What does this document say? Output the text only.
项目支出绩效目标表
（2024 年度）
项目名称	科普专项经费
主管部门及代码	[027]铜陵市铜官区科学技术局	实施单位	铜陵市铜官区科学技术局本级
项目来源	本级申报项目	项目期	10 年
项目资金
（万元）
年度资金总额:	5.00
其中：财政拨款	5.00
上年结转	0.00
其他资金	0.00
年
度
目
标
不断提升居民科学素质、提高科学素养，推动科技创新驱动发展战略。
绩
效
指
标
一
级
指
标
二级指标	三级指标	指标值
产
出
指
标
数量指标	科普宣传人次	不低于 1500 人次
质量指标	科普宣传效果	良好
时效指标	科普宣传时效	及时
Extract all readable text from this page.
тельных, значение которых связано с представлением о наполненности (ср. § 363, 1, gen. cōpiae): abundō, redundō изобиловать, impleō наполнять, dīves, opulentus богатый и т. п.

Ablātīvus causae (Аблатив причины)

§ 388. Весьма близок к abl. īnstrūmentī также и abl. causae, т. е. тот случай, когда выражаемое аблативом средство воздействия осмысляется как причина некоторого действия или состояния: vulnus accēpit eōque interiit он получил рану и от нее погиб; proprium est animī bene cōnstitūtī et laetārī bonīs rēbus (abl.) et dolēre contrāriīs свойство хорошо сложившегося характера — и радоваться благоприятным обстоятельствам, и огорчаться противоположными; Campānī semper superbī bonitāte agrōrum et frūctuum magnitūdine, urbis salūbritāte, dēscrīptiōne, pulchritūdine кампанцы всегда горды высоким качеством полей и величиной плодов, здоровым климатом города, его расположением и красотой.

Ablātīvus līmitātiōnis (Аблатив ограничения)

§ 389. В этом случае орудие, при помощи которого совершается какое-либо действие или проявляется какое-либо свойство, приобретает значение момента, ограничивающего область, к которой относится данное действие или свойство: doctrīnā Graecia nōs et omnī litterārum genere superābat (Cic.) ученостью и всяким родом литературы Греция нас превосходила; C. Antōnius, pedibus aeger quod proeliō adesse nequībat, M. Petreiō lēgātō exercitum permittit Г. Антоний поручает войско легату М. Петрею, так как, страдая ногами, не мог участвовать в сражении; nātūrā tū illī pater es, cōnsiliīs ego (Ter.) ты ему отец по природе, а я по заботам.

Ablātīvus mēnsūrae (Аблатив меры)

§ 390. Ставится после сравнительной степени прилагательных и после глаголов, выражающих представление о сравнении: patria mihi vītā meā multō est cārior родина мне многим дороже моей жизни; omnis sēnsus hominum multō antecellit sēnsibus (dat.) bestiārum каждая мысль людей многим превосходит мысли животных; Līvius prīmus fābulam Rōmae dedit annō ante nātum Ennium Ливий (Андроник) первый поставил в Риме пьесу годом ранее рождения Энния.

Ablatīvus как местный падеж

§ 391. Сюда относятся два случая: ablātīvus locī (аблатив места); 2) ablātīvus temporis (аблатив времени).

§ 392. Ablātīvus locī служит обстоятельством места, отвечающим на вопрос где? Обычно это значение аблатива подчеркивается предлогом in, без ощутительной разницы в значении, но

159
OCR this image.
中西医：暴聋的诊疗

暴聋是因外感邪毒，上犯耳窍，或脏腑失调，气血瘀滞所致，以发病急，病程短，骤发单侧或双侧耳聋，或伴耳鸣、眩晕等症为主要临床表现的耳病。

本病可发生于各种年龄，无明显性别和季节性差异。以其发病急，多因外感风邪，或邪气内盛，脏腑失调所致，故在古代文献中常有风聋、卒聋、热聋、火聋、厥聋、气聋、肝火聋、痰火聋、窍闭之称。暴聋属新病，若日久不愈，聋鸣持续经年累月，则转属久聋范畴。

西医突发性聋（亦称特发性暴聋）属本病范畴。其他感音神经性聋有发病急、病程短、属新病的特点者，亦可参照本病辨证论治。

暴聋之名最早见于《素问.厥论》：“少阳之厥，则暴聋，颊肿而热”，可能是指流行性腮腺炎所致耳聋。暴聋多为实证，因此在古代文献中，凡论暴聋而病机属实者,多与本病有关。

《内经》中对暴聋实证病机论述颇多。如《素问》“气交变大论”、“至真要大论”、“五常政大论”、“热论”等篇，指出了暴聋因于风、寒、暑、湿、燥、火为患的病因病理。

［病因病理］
* * * * * * * * *
▶ **What the exercise asks**:
Reproduce the material above without altering a single character.

▶ **Solution for this task**:
What does this document say? Output the text only.
项目支出绩效目标表
（2024 年度）
项目名称	科普专项经费
主管部门及代码	[027]铜陵市铜官区科学技术局	实施单位	铜陵市铜官区科学技术局本级
项目来源	本级申报项目	项目期	10 年
项目资金
（万元）
年度资金总额:	5.00
其中：财政拨款	5.00
上年结转	0.00
其他资金	0.00
年
度
目
标
不断提升居民科学素质、提高科学素养，推动科技创新驱动发展战略。
绩
效
指
标
一
级
指
标
二级指标	三级指标	指标值
产
出
指
标
数量指标	科普宣传人次	不低于 1500 人次
质量指标	科普宣传效果	良好
时效指标	科普宣传时效	及时
Extract all readable text from this page.
тельных, значение которых связано с представлением о наполненности (ср. § 363, 1, gen. cōpiae): abundō, redundō изобиловать, impleō наполнять, dīves, opulentus богатый и т. п.

Ablātīvus causae (Аблатив причины)

§ 388. Весьма близок к abl. īnstrūmentī также и abl. causae, т. е. тот случай, когда выражаемое аблативом средство воздействия осмысляется как причина некоторого действия или состояния: vulnus accēpit eōque interiit он получил рану и от нее погиб; proprium est animī bene cōnstitūtī et laetārī bonīs rēbus (abl.) et dolēre contrāriīs свойство хорошо сложившегося характера — и радоваться благоприятным обстоятельствам, и огорчаться противоположными; Campānī semper superbī bonitāte agrōrum et frūctuum magnitūdine, urbis salūbritāte, dēscrīptiōne, pulchritūdine кампанцы всегда горды высоким качеством полей и величиной плодов, здоровым климатом города, его расположением и красотой.

Ablātīvus līmitātiōnis (Аблатив ограничения)

§ 389. В этом случае орудие, при помощи которого совершается какое-либо действие или проявляется какое-либо свойство, приобретает значение момента, ограничивающего область, к которой относится данное действие или свойство: doctrīnā Graecia nōs et omnī litterārum genere superābat (Cic.) ученостью и всяким родом литературы Греция нас превосходила; C. Antōnius, pedibus aeger quod proeliō adesse nequībat, M. Petreiō lēgātō exercitum permittit Г. Антоний поручает войско легату М. Петрею, так как, страдая ногами, не мог участвовать в сражении; nātūrā tū illī pater es, cōnsiliīs ego (Ter.) ты ему отец по природе, а я по заботам.

Ablātīvus mēnsūrae (Аблатив меры)

§ 390. Ставится после сравнительной степени прилагательных и после глаголов, выражающих представление о сравнении: patria mihi vītā meā multō est cārior родина мне многим дороже моей жизни; omnis sēnsus hominum multō antecellit sēnsibus (dat.) bestiārum каждая мысль людей многим превосходит мысли животных; Līvius prīmus fābulam Rōmae dedit annō ante nātum Ennium Ливий (Андроник) первый поставил в Риме пьесу годом ранее рождения Энния.

Ablatīvus как местный падеж

§ 391. Сюда относятся два случая: ablātīvus locī (аблатив места); 2) ablātīvus temporis (аблатив времени).

§ 392. Ablātīvus locī служит обстоятельством места, отвечающим на вопрос где? Обычно это значение аблатива подчеркивается предлогом in, без ощутительной разницы в значении, но

159
OCR this image.
中西医：暴聋的诊疗

暴聋是因外感邪毒，上犯耳窍，或脏腑失调，气血瘀滞所致，以发病急，病程短，骤发单侧或双侧耳聋，或伴耳鸣、眩晕等症为主要临床表现的耳病。

本病可发生于各种年龄，无明显性别和季节性差异。以其发病急，多因外感风邪，或邪气内盛，脏腑失调所致，故在古代文献中常有风聋、卒聋、热聋、火聋、厥聋、气聋、肝火聋、痰火聋、窍闭之称。暴聋属新病，若日久不愈，聋鸣持续经年累月，则转属久聋范畴。

西医突发性聋（亦称特发性暴聋）属本病范畴。其他感音神经性聋有发病急、病程短、属新病的特点者，亦可参照本病辨证论治。

暴聋之名最早见于《素问.厥论》：“少阳之厥，则暴聋，颊肿而热”，可能是指流行性腮腺炎所致耳聋。暴聋多为实证，因此在古代文献中，凡论暴聋而病机属实者,多与本病有关。

《内经》中对暴聋实证病机论述颇多。如《素问》“气交变大论”、“至真要大论”、“五常政大论”、“热论”等篇，指出了暴聋因于风、寒、暑、湿、燥、火为患的病因病理。

［病因病理］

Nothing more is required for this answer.